Problems and tasks -
#1 Sum up the blog excerpt in two sentences.
#2 In one or two sentences, state why the blog excerpt calls Rose's question "wasn't an idle one."
#3 Repeat the stretch of the blog excerpt from "BTW, Rose’s question" through "just this month!".
::: Text under study
That said, I like the LOOK of the WordPress blog much better, I like the Akismet spam blocker, I like how I can reply to specific questions.

BTW, Rose’s question wasn’t an idle one. The blog I’m on now I won in a contest she held back in February, I think. Not incidentally, she’s holding another one.

Rose also asked:
Why did you choose to be a librarian?

I will refer you to the aforementioned Times Union blog, where I answered that very question just this month!

Scott, Anne-Marie, and anybody else, more answers on Monday!

FantaCo birthday musing

FantaCo was a part of my personal history that required a greater deal of accuracy, lest the faux facts proliferate.


There was a time when I used to buy into the notion that the past is past, and you move on to the next thing, as though life were some connect-the-dots puzzle, where you go from point A to point B to point C without ever doubling back. It’s not that I ever really thought that on my own, but that others suggested it, and I, for some reason, bought into it for a while.
::::::
::: The data
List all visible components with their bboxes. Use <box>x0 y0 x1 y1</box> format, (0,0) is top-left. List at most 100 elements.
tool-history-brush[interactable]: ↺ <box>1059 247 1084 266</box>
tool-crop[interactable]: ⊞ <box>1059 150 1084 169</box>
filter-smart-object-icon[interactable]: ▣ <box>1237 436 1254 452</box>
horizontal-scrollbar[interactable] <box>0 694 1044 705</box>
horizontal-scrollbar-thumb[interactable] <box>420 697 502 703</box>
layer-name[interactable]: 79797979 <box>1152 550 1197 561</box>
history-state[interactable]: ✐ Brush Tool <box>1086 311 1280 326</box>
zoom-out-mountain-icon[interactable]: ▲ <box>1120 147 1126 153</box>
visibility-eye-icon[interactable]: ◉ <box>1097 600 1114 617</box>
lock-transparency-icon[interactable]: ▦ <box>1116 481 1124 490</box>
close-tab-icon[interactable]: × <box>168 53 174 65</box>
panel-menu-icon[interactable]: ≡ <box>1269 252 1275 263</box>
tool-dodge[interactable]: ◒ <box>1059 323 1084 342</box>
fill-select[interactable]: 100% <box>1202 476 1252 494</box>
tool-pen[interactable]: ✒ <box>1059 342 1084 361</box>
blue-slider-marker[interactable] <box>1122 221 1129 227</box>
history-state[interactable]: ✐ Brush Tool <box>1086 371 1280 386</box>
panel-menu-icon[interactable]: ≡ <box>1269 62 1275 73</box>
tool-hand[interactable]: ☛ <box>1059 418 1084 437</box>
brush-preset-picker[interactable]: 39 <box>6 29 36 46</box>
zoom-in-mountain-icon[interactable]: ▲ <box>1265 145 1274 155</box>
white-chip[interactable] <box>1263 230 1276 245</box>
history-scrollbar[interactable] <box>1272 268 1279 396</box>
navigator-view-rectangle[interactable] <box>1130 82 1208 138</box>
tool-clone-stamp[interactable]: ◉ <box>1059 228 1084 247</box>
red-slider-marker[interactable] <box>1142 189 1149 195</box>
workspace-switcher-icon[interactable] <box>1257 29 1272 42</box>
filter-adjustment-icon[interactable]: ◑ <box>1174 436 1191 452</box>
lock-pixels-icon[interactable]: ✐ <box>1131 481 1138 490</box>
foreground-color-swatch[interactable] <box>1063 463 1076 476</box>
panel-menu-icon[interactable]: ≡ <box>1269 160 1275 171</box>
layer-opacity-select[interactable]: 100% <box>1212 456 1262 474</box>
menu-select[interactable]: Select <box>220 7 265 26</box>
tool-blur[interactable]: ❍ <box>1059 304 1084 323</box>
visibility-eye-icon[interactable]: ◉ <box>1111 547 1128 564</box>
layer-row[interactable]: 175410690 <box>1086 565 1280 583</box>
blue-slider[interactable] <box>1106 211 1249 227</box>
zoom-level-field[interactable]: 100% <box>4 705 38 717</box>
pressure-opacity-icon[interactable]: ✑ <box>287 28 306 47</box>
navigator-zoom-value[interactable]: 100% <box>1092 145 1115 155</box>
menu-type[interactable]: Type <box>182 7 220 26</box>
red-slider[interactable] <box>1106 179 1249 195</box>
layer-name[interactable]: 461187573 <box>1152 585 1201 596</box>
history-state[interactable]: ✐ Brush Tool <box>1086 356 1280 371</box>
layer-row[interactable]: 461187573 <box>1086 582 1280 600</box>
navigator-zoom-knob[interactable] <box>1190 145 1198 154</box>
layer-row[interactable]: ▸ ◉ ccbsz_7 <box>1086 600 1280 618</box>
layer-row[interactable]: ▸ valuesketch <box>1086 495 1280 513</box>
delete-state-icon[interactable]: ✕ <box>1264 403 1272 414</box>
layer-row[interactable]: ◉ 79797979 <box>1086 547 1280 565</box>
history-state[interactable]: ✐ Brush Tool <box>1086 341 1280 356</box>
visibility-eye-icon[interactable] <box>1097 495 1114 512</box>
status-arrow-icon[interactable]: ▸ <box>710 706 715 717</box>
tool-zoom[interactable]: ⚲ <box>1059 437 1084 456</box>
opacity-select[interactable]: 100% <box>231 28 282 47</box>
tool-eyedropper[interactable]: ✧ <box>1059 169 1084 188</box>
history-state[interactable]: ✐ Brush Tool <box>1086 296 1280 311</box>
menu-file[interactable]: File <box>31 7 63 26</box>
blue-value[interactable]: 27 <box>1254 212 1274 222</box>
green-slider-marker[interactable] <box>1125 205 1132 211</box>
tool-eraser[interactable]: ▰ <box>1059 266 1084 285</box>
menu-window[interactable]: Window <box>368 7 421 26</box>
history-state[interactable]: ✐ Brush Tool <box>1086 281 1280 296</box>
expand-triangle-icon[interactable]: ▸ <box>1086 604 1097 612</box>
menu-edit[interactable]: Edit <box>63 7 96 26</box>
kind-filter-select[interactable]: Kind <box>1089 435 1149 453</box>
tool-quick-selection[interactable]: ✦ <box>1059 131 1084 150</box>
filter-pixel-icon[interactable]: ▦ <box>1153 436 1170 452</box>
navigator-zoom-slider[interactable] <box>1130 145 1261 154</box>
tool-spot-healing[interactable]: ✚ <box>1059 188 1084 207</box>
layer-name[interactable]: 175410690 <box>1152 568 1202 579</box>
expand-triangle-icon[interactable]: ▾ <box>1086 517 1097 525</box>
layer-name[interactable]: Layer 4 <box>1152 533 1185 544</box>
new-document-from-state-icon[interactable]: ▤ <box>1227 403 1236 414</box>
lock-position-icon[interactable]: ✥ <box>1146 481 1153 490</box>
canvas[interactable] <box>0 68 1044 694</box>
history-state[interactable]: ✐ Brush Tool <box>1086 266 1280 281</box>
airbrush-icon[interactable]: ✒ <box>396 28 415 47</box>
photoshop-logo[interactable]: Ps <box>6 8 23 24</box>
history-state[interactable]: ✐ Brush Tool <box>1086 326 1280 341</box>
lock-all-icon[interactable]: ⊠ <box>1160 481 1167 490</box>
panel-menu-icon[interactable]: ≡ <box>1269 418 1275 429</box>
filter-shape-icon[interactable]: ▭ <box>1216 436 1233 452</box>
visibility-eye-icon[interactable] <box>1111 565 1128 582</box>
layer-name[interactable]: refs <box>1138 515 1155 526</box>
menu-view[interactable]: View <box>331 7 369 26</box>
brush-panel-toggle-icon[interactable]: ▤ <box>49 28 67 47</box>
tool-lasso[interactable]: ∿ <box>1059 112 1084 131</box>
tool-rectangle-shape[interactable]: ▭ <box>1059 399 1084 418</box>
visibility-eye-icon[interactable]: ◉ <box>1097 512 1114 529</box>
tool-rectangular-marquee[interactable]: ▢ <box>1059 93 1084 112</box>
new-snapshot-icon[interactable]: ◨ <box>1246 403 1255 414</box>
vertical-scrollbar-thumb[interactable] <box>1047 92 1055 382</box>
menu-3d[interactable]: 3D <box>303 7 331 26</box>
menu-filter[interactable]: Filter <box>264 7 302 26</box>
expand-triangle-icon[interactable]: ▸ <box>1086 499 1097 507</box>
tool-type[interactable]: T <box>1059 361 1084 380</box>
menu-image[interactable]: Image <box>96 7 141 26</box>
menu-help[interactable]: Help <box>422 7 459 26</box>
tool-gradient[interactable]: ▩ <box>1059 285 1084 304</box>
::::::
Answers to the tasks -
#1 The writer prefers the look of the WordPress blog, its Akismet spam blocker, and the ability to reply to specific questions, and notes that Rose, whose contest gave the writer the current blog, is holding another contest. The writer points to a Times Union blog for the answer to why they chose to be a librarian, and under a FantaCo heading recalls once accepting, at others' suggestion, the notion that the past is past.

#2 Rose's question was not idle because the writer won the current blog in a contest she held, probably in February. She is also holding another contest.

#3
BTW, Rose’s question wasn’t an idle one. The blog I’m on now I won in a contest she held back in February, I think. Not incidentally, she’s holding another one.

Rose also asked:
Why did you choose to be a librarian?

I will refer you to the aforementioned Times Union blog, where I answered that very question just this month!